#### TASK:
Pictures in the data below are not part of the copy; transcribe everything else exactly.
****
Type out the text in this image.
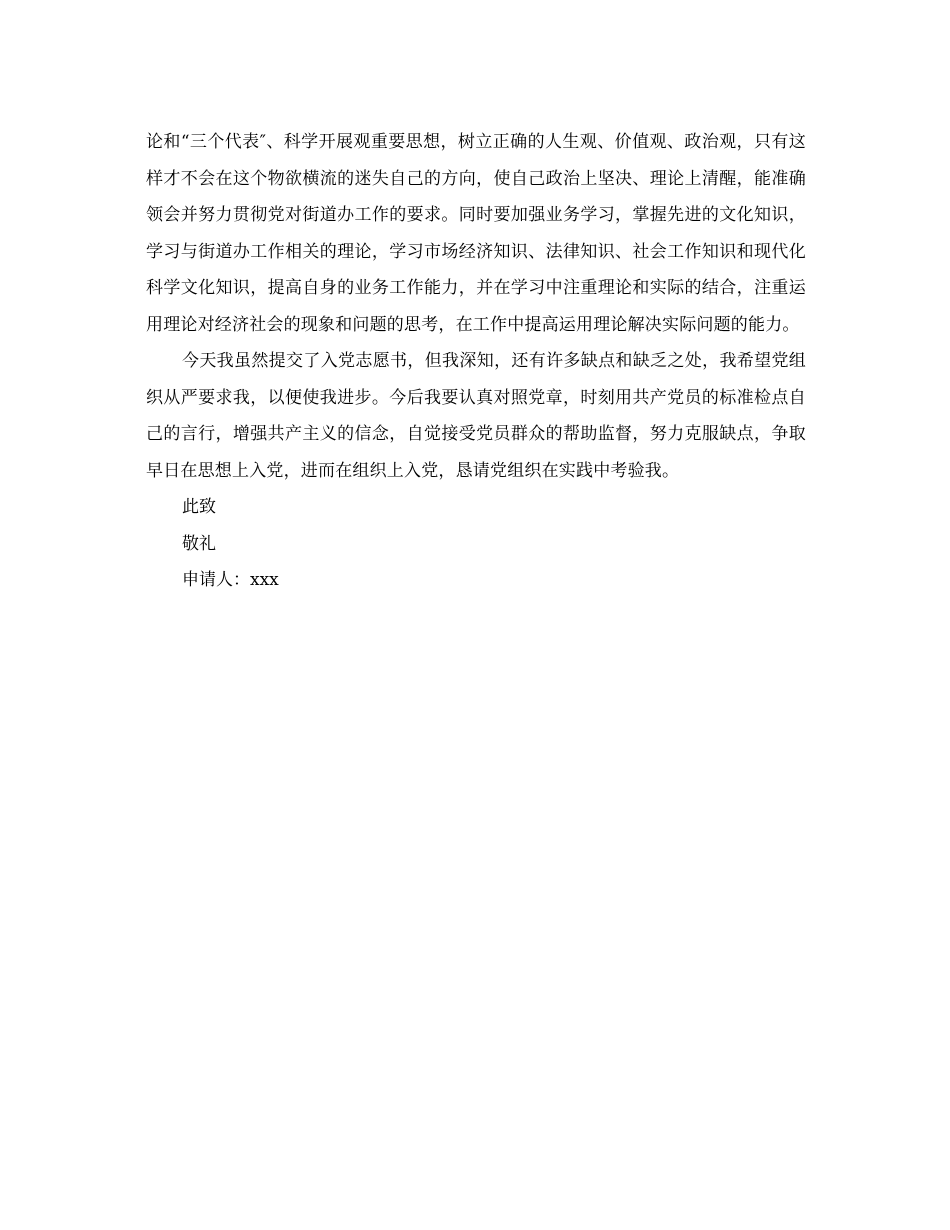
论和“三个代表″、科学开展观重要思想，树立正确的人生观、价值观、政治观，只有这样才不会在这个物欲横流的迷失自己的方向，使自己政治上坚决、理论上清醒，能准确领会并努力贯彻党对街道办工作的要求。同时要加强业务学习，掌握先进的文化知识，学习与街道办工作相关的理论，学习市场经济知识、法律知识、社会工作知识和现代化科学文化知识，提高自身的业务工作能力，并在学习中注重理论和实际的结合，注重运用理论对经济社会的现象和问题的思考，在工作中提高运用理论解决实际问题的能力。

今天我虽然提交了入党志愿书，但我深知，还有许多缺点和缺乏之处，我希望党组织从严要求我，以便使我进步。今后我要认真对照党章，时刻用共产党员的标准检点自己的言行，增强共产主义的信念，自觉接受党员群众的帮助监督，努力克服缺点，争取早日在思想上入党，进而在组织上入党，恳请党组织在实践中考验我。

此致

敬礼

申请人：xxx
****
#### OUTPUT OF THE TASK:
Type out the text in this image.
论和“三个代表″、科学开展观重要思想，树立正确的人生观、价值观、政治观，只有这样才不会在这个物欲横流的迷失自己的方向，使自己政治上坚决、理论上清醒，能准确领会并努力贯彻党对街道办工作的要求。同时要加强业务学习，掌握先进的文化知识，学习与街道办工作相关的理论，学习市场经济知识、法律知识、社会工作知识和现代化科学文化知识，提高自身的业务工作能力，并在学习中注重理论和实际的结合，注重运用理论对经济社会的现象和问题的思考，在工作中提高运用理论解决实际问题的能力。

今天我虽然提交了入党志愿书，但我深知，还有许多缺点和缺乏之处，我希望党组织从严要求我，以便使我进步。今后我要认真对照党章，时刻用共产党员的标准检点自己的言行，增强共产主义的信念，自觉接受党员群众的帮助监督，努力克服缺点，争取早日在思想上入党，进而在组织上入党，恳请党组织在实践中考验我。

此致

敬礼

申请人：xxx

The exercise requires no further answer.